» EXERCISE INSTRUCTIONS: Give back every line exactly as it appears, pictures excluded.

» MATERIAL TO PROCESS:
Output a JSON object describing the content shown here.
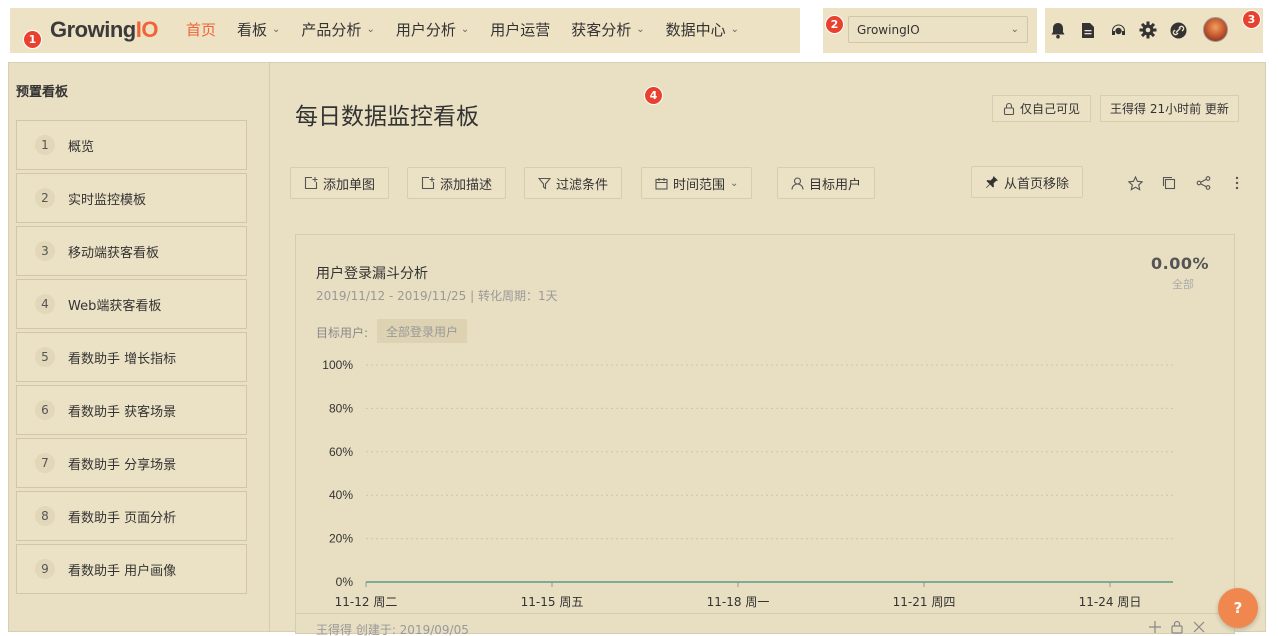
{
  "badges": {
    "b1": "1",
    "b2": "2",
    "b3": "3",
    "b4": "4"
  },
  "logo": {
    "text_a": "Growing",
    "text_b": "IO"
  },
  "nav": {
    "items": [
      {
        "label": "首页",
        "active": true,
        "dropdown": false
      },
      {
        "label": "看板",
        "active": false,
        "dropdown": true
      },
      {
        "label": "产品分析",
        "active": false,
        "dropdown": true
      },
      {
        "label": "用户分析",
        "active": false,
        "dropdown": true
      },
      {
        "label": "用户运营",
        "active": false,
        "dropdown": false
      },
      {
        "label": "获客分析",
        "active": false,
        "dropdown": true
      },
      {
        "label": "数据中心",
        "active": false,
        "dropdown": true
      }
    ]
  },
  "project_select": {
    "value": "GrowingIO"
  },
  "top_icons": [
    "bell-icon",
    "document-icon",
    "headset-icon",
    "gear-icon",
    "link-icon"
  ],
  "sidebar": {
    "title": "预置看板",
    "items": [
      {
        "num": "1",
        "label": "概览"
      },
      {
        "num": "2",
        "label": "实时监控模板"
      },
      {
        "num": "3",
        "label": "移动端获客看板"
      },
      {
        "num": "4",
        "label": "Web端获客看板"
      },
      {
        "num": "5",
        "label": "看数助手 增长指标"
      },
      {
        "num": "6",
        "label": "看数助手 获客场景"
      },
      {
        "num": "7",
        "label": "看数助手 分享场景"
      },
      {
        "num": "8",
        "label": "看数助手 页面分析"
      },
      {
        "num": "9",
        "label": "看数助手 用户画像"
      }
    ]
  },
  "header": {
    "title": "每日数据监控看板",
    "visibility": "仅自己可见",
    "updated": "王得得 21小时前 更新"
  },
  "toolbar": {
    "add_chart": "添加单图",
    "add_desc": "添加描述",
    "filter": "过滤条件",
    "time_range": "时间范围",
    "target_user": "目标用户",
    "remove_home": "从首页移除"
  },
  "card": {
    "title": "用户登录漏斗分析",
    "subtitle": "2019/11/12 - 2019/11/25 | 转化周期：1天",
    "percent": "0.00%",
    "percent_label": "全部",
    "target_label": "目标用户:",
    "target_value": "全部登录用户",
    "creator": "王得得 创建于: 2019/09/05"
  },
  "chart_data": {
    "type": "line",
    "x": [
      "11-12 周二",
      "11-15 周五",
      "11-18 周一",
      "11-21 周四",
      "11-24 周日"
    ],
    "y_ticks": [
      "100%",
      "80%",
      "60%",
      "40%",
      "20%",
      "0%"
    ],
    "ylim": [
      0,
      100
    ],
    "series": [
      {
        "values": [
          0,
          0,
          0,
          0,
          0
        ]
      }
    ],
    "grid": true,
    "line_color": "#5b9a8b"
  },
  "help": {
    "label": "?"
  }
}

» ANSWER TO THE TASK:
Output a JSON object describing the content shown here.
{
  "badges": {
    "b1": "1",
    "b2": "2",
    "b3": "3",
    "b4": "4"
  },
  "logo": {
    "text_a": "Growing",
    "text_b": "IO"
  },
  "nav": {
    "items": [
      {
        "label": "首页",
        "active": true,
        "dropdown": false
      },
      {
        "label": "看板",
        "active": false,
        "dropdown": true
      },
      {
        "label": "产品分析",
        "active": false,
        "dropdown": true
      },
      {
        "label": "用户分析",
        "active": false,
        "dropdown": true
      },
      {
        "label": "用户运营",
        "active": false,
        "dropdown": false
      },
      {
        "label": "获客分析",
        "active": false,
        "dropdown": true
      },
      {
        "label": "数据中心",
        "active": false,
        "dropdown": true
      }
    ]
  },
  "project_select": {
    "value": "GrowingIO"
  },
  "top_icons": [
    "bell-icon",
    "document-icon",
    "headset-icon",
    "gear-icon",
    "link-icon"
  ],
  "sidebar": {
    "title": "预置看板",
    "items": [
      {
        "num": "1",
        "label": "概览"
      },
      {
        "num": "2",
        "label": "实时监控模板"
      },
      {
        "num": "3",
        "label": "移动端获客看板"
      },
      {
        "num": "4",
        "label": "Web端获客看板"
      },
      {
        "num": "5",
        "label": "看数助手 增长指标"
      },
      {
        "num": "6",
        "label": "看数助手 获客场景"
      },
      {
        "num": "7",
        "label": "看数助手 分享场景"
      },
      {
        "num": "8",
        "label": "看数助手 页面分析"
      },
      {
        "num": "9",
        "label": "看数助手 用户画像"
      }
    ]
  },
  "header": {
    "title": "每日数据监控看板",
    "visibility": "仅自己可见",
    "updated": "王得得 21小时前 更新"
  },
  "toolbar": {
    "add_chart": "添加单图",
    "add_desc": "添加描述",
    "filter": "过滤条件",
    "time_range": "时间范围",
    "target_user": "目标用户",
    "remove_home": "从首页移除"
  },
  "card": {
    "title": "用户登录漏斗分析",
    "subtitle": "2019/11/12 - 2019/11/25 | 转化周期：1天",
    "percent": "0.00%",
    "percent_label": "全部",
    "target_label": "目标用户:",
    "target_value": "全部登录用户",
    "creator": "王得得 创建于: 2019/09/05"
  },
  "chart_data": {
    "type": "line",
    "x": [
      "11-12 周二",
      "11-15 周五",
      "11-18 周一",
      "11-21 周四",
      "11-24 周日"
    ],
    "y_ticks": [
      "100%",
      "80%",
      "60%",
      "40%",
      "20%",
      "0%"
    ],
    "ylim": [
      0,
      100
    ],
    "series": [
      {
        "values": [
          0,
          0,
          0,
          0,
          0
        ]
      }
    ],
    "grid": true,
    "line_color": "#5b9a8b"
  },
  "help": {
    "label": "?"
  }
}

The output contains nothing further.